What is asked: Rewrite the material from its first line through the line containing "nav-link-portfolio[interactable]: Portfolio —", inclusive, changing "screenshot" to "screen capture" and leaving everything else as it is.

:: Extracted data ::

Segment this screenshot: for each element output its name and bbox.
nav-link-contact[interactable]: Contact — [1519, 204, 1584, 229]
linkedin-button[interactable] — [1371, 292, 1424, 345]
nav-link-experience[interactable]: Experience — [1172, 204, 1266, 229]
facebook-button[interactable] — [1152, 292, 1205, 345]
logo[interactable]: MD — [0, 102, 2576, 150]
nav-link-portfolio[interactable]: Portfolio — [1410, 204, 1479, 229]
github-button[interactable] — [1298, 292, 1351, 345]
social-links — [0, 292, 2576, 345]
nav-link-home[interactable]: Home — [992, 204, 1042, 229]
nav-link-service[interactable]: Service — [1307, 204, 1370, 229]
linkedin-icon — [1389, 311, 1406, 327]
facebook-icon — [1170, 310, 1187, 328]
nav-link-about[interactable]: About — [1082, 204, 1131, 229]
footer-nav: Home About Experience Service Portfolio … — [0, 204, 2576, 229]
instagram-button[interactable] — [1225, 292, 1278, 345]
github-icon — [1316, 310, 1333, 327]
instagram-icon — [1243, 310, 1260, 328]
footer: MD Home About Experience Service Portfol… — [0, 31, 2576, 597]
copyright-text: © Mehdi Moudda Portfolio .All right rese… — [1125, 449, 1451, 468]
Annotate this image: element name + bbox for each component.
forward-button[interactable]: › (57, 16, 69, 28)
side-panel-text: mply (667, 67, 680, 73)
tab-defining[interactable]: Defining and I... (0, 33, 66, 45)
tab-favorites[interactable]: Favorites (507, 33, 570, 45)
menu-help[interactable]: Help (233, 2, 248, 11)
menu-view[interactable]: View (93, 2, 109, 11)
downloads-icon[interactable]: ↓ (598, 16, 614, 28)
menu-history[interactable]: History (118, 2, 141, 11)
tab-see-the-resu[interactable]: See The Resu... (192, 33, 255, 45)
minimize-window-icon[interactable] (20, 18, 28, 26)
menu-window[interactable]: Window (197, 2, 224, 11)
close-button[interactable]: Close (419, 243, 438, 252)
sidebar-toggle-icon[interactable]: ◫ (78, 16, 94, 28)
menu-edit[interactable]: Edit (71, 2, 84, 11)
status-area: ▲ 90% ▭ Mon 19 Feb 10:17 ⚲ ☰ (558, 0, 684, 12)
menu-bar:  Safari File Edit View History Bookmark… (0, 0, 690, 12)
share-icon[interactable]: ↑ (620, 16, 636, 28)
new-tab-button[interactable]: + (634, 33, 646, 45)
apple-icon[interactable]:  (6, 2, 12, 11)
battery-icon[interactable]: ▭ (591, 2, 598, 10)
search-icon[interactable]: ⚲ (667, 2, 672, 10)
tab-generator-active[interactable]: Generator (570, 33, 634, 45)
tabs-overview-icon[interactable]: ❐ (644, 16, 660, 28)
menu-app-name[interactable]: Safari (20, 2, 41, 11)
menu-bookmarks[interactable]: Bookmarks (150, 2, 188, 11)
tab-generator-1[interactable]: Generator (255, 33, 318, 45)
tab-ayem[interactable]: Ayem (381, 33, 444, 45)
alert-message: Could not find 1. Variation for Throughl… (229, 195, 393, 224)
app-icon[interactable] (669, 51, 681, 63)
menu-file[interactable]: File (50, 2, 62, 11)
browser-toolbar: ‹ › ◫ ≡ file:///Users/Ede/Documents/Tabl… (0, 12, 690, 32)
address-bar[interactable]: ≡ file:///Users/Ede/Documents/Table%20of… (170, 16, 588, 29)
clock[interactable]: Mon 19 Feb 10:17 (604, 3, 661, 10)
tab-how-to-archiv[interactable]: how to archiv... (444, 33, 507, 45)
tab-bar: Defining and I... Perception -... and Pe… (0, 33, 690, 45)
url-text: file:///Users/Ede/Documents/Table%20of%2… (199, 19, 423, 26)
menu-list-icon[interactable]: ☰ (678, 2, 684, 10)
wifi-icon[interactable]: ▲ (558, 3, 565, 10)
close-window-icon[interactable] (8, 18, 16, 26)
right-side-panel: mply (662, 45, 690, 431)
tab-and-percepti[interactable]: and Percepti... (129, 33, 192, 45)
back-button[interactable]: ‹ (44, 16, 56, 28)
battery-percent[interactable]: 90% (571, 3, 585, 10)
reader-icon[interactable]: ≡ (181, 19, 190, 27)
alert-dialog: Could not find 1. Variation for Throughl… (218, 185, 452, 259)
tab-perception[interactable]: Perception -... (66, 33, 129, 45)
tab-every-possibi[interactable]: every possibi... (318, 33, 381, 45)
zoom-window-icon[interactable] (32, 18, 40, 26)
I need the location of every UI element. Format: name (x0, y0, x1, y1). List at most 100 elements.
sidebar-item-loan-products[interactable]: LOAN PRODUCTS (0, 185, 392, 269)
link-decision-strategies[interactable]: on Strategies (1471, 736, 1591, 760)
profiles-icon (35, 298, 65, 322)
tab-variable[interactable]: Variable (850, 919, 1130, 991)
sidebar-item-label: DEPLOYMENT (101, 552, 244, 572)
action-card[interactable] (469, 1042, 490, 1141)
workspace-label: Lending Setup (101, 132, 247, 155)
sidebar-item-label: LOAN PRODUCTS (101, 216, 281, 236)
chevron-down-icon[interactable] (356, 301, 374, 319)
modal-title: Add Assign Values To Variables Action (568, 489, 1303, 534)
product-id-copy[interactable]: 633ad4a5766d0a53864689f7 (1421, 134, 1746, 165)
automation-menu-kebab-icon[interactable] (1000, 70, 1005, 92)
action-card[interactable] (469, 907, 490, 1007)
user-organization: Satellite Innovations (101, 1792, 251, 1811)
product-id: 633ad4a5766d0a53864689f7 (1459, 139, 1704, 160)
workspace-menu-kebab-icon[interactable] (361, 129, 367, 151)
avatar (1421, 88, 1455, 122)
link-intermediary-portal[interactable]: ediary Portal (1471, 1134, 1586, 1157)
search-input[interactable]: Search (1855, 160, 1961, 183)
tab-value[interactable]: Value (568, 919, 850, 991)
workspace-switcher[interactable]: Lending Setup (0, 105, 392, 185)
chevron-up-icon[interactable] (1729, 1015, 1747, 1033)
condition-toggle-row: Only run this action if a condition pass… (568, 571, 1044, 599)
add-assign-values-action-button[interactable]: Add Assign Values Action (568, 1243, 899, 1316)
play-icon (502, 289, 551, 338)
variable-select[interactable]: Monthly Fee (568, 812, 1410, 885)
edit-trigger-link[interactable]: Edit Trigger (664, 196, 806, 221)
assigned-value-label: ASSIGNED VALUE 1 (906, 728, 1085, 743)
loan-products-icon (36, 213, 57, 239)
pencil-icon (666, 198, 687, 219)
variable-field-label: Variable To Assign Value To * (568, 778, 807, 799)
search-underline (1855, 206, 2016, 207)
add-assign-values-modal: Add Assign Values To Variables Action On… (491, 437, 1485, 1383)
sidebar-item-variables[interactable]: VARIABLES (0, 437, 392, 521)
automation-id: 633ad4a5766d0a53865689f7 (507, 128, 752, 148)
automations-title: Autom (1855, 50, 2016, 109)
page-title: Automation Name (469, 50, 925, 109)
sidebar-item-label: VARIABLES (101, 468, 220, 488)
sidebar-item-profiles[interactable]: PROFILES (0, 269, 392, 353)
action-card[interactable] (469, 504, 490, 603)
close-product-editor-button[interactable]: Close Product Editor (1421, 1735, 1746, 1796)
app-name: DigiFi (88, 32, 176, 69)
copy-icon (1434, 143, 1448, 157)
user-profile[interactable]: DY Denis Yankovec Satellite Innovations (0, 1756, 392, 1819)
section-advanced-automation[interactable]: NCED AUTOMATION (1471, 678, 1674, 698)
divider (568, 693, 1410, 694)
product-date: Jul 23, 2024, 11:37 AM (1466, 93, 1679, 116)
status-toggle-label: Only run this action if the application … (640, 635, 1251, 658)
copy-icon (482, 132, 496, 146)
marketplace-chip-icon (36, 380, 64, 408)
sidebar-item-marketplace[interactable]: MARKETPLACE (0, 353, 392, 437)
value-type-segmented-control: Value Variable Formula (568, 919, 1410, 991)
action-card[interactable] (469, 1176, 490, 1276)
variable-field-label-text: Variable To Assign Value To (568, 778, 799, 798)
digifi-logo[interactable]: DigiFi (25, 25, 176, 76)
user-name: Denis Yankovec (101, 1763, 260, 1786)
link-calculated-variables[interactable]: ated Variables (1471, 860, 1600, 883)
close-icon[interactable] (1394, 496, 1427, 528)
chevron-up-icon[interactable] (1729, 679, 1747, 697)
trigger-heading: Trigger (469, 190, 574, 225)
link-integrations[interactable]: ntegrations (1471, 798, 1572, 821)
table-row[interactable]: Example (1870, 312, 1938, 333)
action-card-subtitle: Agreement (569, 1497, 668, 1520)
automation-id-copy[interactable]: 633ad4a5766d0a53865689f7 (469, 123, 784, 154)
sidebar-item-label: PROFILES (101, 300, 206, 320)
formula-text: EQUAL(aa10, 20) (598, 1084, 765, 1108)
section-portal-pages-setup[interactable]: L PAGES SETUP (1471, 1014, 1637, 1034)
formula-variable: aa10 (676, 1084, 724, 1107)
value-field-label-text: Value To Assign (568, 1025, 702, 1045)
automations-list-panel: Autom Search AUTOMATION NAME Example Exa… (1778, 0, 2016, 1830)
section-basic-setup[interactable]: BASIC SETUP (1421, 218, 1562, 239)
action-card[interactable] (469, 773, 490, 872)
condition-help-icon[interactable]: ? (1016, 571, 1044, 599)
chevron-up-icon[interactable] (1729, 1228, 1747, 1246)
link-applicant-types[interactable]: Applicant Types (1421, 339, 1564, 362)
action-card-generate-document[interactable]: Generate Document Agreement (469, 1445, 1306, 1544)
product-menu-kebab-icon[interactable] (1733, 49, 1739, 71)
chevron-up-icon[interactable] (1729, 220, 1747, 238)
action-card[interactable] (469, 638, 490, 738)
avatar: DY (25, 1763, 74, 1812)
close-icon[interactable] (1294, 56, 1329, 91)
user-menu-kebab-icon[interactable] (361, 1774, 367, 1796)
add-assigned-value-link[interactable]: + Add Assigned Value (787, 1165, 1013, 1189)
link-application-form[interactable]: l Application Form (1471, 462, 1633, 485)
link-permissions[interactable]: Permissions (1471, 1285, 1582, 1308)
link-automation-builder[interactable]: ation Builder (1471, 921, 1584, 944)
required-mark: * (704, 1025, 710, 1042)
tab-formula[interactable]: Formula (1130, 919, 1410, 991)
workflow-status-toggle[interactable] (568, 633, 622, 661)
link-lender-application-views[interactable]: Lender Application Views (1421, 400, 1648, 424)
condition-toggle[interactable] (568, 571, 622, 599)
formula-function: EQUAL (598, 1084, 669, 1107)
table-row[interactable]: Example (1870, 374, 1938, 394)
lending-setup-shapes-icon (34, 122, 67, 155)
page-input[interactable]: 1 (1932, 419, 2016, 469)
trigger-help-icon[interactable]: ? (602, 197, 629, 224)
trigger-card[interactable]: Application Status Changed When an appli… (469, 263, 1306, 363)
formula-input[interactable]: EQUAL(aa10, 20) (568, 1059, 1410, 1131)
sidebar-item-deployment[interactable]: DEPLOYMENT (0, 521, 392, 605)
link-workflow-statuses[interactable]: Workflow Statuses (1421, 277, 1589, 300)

:::

Reply to the exercise:
Segment this screen capture: for each element output its name and bbox.
nav-link-contact[interactable]: Contact — [1519, 204, 1584, 229]
linkedin-button[interactable] — [1371, 292, 1424, 345]
nav-link-experience[interactable]: Experience — [1172, 204, 1266, 229]
facebook-button[interactable] — [1152, 292, 1205, 345]
logo[interactable]: MD — [0, 102, 2576, 150]
nav-link-portfolio[interactable]: Portfolio — [1410, 204, 1479, 229]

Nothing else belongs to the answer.